§ Work instructions
Copy all entries without alteration and skip the pictures they hold.

§ Data provided
========================================================================

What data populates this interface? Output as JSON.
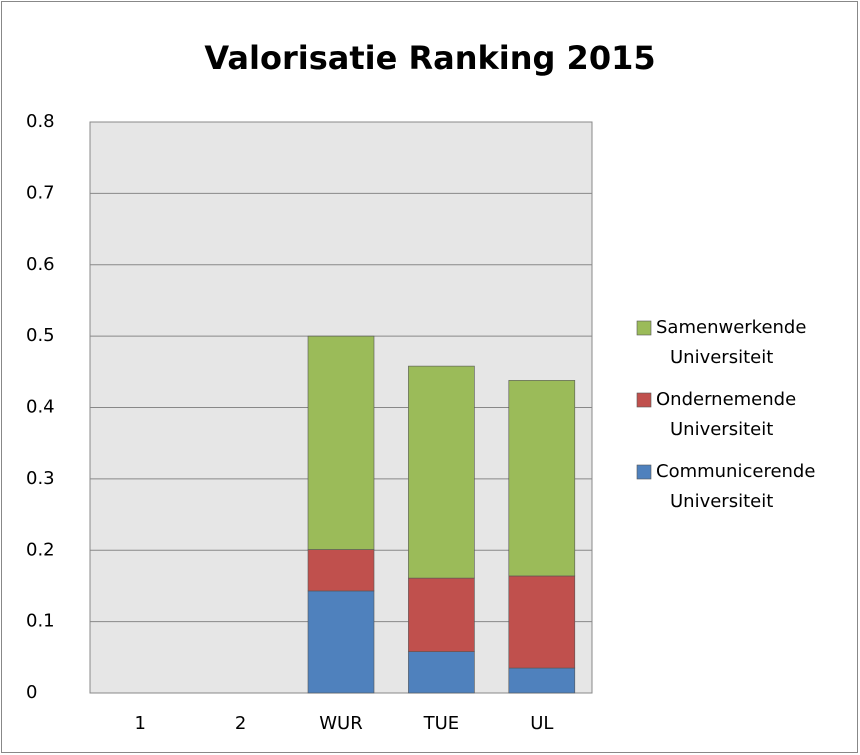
{
  "chart_data": {
    "type": "stacked_bar",
    "title": "Valorisatie Ranking 2015",
    "categories": [
      "1",
      "2",
      "WUR",
      "TUE",
      "UL"
    ],
    "series": [
      {
        "name": "Communicerende Universiteit",
        "color": "#4f81bd",
        "values": [
          null,
          null,
          0.143,
          0.058,
          0.035
        ]
      },
      {
        "name": "Ondernemende Universiteit",
        "color": "#c0504d",
        "values": [
          null,
          null,
          0.058,
          0.103,
          0.129
        ]
      },
      {
        "name": "Samenwerkende Universiteit",
        "color": "#9bbb59",
        "values": [
          null,
          null,
          0.299,
          0.297,
          0.274
        ]
      }
    ],
    "ylim": [
      0,
      0.8
    ],
    "yticks": [
      0,
      0.1,
      0.2,
      0.3,
      0.4,
      0.5,
      0.6,
      0.7,
      0.8
    ],
    "grid": true,
    "legend": "right"
  }
}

========================================================================

§ Result for this task
What data populates this interface? Output as JSON.
{
  "chart_data": {
    "type": "stacked_bar",
    "title": "Valorisatie Ranking 2015",
    "categories": [
      "1",
      "2",
      "WUR",
      "TUE",
      "UL"
    ],
    "series": [
      {
        "name": "Communicerende Universiteit",
        "color": "#4f81bd",
        "values": [
          null,
          null,
          0.143,
          0.058,
          0.035
        ]
      },
      {
        "name": "Ondernemende Universiteit",
        "color": "#c0504d",
        "values": [
          null,
          null,
          0.058,
          0.103,
          0.129
        ]
      },
      {
        "name": "Samenwerkende Universiteit",
        "color": "#9bbb59",
        "values": [
          null,
          null,
          0.299,
          0.297,
          0.274
        ]
      }
    ],
    "ylim": [
      0,
      0.8
    ],
    "yticks": [
      0,
      0.1,
      0.2,
      0.3,
      0.4,
      0.5,
      0.6,
      0.7,
      0.8
    ],
    "grid": true,
    "legend": "right"
  }
}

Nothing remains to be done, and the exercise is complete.